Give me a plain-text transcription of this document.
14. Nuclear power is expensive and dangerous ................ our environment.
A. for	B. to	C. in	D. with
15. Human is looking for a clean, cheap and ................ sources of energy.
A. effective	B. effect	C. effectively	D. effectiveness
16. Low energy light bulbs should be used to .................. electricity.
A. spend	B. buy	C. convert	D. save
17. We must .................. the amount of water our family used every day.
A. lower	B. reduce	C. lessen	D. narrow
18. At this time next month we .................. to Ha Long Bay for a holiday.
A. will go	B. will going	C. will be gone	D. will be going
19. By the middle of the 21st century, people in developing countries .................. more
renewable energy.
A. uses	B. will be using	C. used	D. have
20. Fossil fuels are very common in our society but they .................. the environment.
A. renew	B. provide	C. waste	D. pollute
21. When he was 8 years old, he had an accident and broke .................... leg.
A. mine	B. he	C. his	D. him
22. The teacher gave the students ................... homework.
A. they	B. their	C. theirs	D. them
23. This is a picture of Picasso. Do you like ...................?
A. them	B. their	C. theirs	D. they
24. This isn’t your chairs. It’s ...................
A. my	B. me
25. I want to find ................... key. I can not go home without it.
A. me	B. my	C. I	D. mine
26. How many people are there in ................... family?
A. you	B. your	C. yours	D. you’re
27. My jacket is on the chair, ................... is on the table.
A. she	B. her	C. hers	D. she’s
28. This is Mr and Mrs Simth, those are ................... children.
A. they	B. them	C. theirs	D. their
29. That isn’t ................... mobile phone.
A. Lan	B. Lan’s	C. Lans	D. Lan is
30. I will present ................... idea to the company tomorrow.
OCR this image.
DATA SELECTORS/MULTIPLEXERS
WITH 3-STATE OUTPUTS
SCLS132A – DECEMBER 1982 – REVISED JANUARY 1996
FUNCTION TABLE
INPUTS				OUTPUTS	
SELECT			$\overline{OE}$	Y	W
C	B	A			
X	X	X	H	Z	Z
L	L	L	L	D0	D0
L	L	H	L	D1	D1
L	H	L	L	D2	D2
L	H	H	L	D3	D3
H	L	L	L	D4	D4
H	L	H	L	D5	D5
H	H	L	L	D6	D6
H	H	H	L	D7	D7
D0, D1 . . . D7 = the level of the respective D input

What to work on: Please set down each line of the records exactly as given.

Final result:
Give me a plain-text transcription of this document.
14. Nuclear power is expensive and dangerous ................ our environment.
A. for	B. to	C. in	D. with
15. Human is looking for a clean, cheap and ................ sources of energy.
A. effective	B. effect	C. effectively	D. effectiveness
16. Low energy light bulbs should be used to .................. electricity.
A. spend	B. buy	C. convert	D. save
17. We must .................. the amount of water our family used every day.
A. lower	B. reduce	C. lessen	D. narrow
18. At this time next month we .................. to Ha Long Bay for a holiday.
A. will go	B. will going	C. will be gone	D. will be going
19. By the middle of the 21st century, people in developing countries .................. more
renewable energy.
A. uses	B. will be using	C. used	D. have
20. Fossil fuels are very common in our society but they .................. the environment.
A. renew	B. provide	C. waste	D. pollute
21. When he was 8 years old, he had an accident and broke .................... leg.
A. mine	B. he	C. his	D. him
22. The teacher gave the students ................... homework.
A. they	B. their	C. theirs	D. them
23. This is a picture of Picasso. Do you like ...................?
A. them	B. their	C. theirs	D. they
24. This isn’t your chairs. It’s ...................
A. my	B. me
25. I want to find ................... key. I can not go home without it.
A. me	B. my	C. I	D. mine
26. How many people are there in ................... family?
A. you	B. your	C. yours	D. you’re
27. My jacket is on the chair, ................... is on the table.
A. she	B. her	C. hers	D. she’s
28. This is Mr and Mrs Simth, those are ................... children.
A. they	B. them	C. theirs	D. their
29. That isn’t ................... mobile phone.
A. Lan	B. Lan’s	C. Lans	D. Lan is
30. I will present ................... idea to the company tomorrow.
OCR this image.
DATA SELECTORS/MULTIPLEXERS
WITH 3-STATE OUTPUTS
SCLS132A – DECEMBER 1982 – REVISED JANUARY 1996
FUNCTION TABLE
INPUTS				OUTPUTS	
SELECT			$\overline{OE}$	Y	W
C	B	A			
X	X	X	H	Z	Z
L	L	L	L	D0	D0
L	L	H	L	D1	D1
L	H	L	L	D2	D2
L	H	H	L	D3	D3
H	L	L	L	D4	D4
H	L	H	L	D5	D5
H	H	L	L	D6	D6
H	H	H	L	D7	D7
D0, D1 . . . D7 = the level of the respective D input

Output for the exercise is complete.